What is asked →
Search the material and gather each line with "Fuerza" in it.

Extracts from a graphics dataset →
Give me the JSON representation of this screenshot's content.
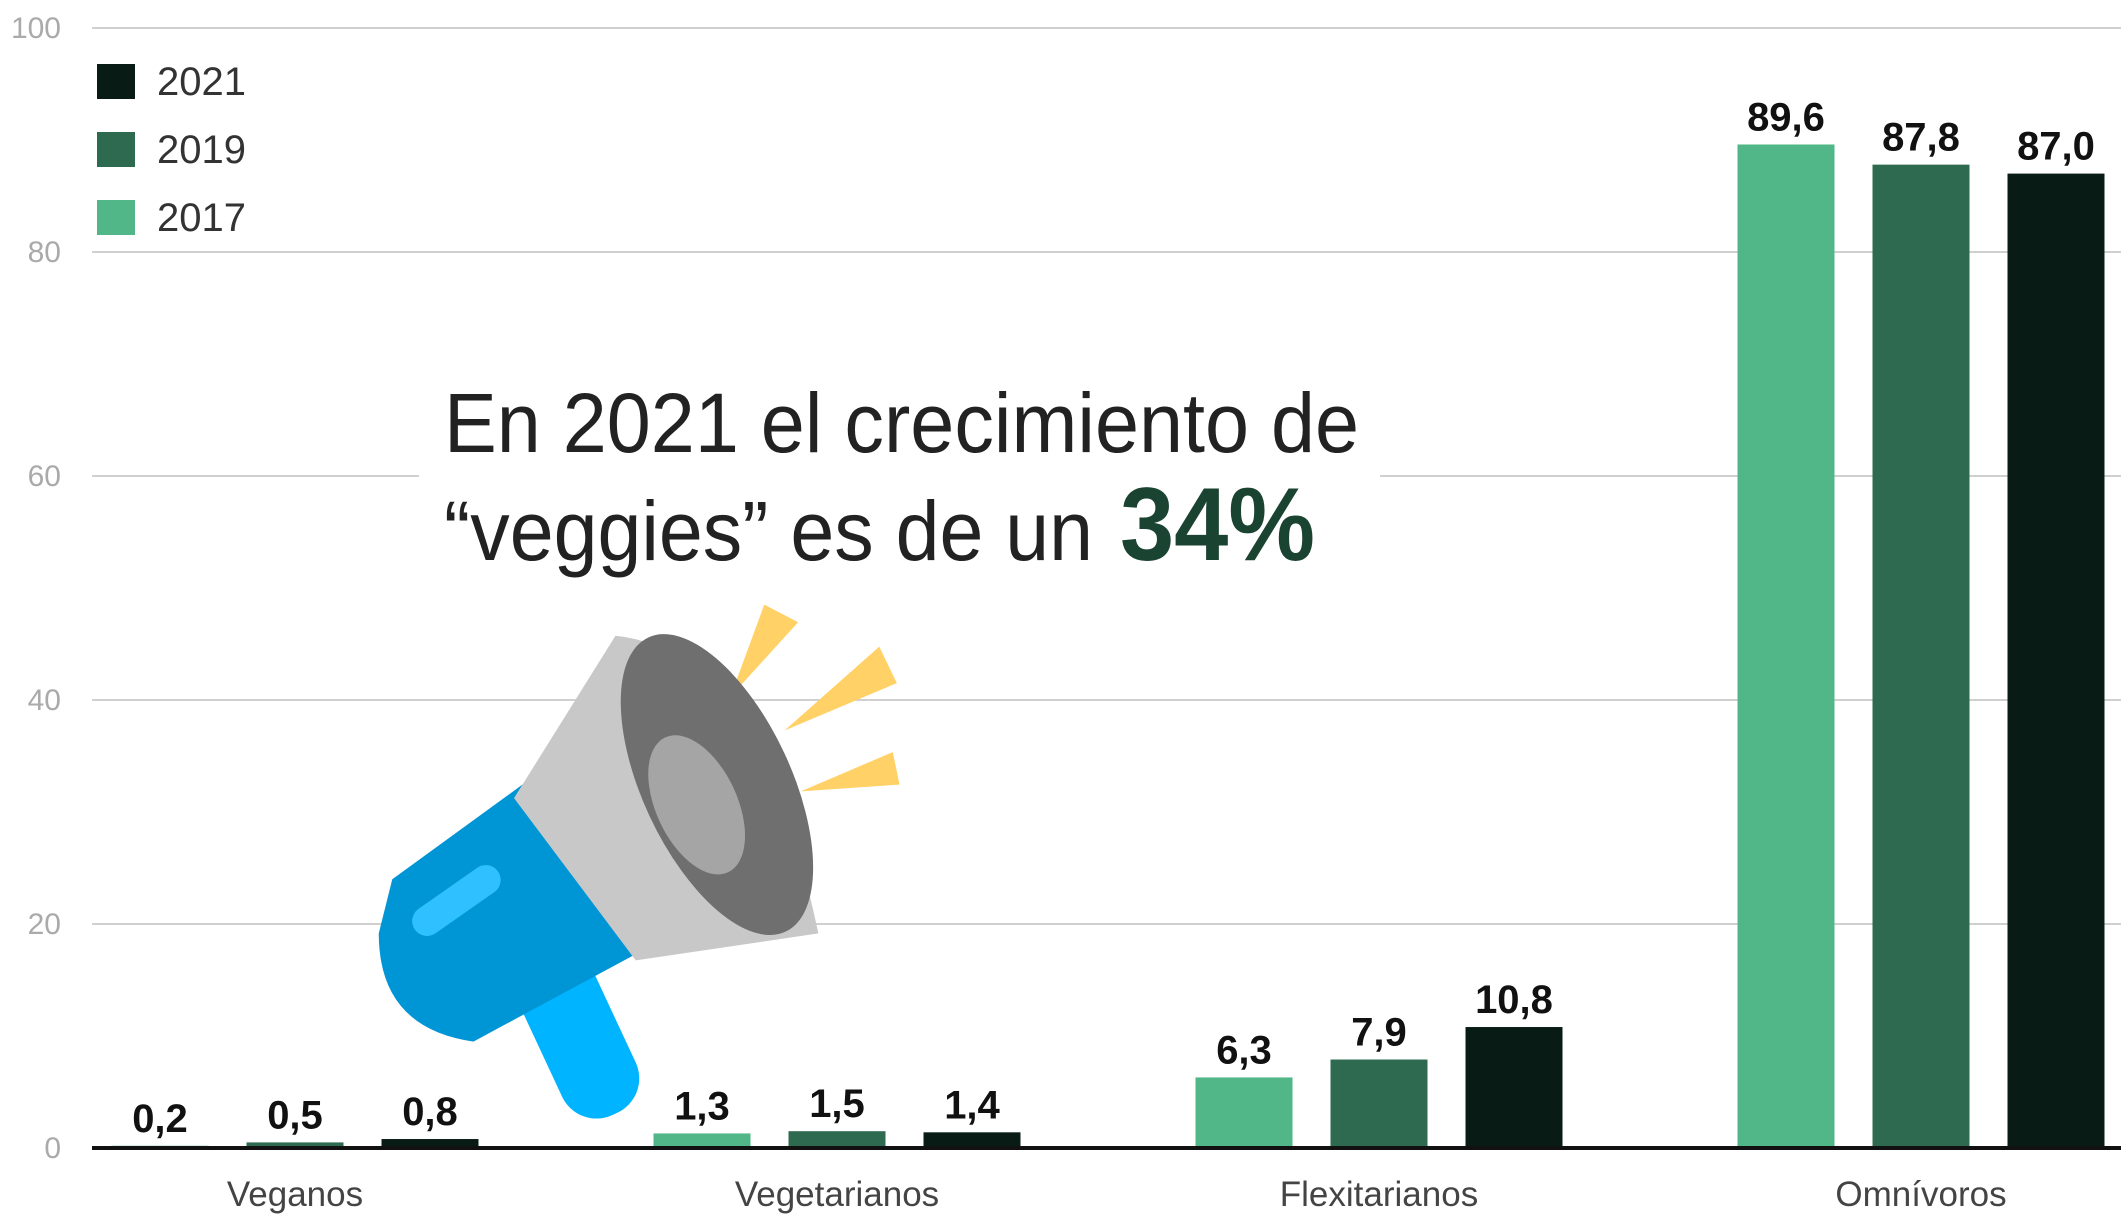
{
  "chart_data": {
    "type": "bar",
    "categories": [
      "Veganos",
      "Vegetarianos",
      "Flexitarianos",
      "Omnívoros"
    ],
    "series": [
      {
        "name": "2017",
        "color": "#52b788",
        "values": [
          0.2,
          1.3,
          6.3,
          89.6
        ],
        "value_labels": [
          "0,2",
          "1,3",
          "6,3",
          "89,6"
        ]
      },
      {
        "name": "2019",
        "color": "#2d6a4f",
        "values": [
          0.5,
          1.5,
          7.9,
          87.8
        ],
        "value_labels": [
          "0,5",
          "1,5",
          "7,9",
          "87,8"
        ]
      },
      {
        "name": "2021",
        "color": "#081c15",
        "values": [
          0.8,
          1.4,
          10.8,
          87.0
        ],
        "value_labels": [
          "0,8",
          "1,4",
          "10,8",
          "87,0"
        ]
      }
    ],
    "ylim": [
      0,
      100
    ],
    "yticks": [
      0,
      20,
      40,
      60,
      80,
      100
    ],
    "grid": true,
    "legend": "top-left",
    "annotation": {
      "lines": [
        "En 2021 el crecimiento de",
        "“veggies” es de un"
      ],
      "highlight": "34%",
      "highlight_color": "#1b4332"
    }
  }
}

...

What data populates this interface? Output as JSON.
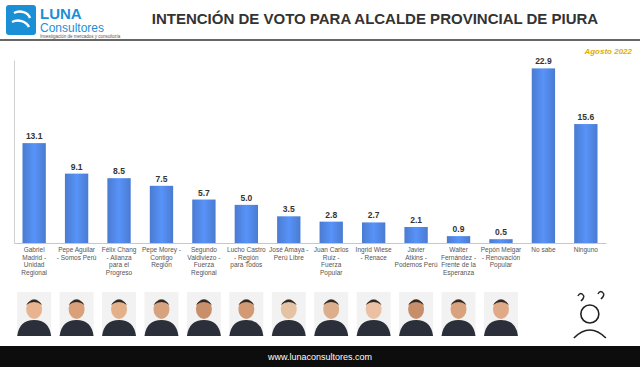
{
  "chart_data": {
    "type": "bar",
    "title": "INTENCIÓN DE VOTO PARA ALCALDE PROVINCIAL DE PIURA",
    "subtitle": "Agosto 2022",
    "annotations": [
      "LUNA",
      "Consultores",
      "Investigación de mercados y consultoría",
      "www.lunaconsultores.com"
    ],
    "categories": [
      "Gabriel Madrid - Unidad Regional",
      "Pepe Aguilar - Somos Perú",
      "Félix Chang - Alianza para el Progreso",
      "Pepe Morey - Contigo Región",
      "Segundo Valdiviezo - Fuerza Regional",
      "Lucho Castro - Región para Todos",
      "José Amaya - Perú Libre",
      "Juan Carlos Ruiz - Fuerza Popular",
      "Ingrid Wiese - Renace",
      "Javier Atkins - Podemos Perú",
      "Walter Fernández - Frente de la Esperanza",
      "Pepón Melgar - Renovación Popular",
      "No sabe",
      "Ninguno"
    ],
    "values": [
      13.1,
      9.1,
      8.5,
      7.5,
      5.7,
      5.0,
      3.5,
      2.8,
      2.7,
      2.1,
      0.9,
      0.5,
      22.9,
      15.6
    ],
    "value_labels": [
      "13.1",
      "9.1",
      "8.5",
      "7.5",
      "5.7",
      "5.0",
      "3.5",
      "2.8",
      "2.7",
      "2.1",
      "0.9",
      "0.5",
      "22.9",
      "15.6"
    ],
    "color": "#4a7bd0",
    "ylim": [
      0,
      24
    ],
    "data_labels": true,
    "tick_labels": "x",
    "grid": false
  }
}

==

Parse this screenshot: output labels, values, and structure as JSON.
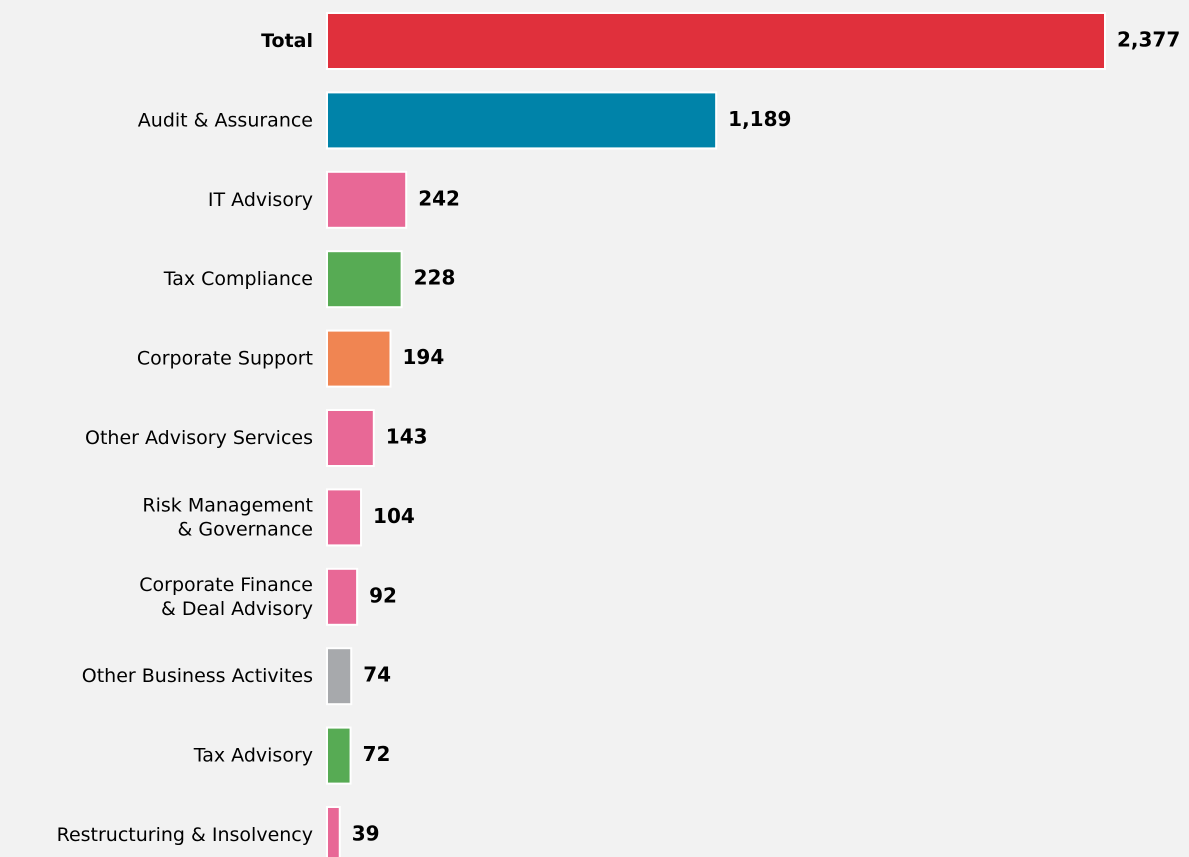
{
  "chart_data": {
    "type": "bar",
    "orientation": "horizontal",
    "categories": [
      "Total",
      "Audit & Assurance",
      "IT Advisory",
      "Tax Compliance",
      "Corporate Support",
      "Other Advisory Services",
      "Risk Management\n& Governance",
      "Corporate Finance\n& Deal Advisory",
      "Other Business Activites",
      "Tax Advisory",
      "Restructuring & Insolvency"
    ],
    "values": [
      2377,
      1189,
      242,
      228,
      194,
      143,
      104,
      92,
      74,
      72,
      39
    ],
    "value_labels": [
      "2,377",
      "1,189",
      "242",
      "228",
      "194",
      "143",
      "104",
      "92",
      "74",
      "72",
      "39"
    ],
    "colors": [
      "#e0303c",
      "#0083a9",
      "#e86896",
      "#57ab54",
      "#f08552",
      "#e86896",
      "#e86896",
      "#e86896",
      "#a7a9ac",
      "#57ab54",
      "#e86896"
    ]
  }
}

Task solution →
      "Segundo Valdiviezo - Fuerza Regional",
      "Juan Carlos Ruiz - Fuerza Popular",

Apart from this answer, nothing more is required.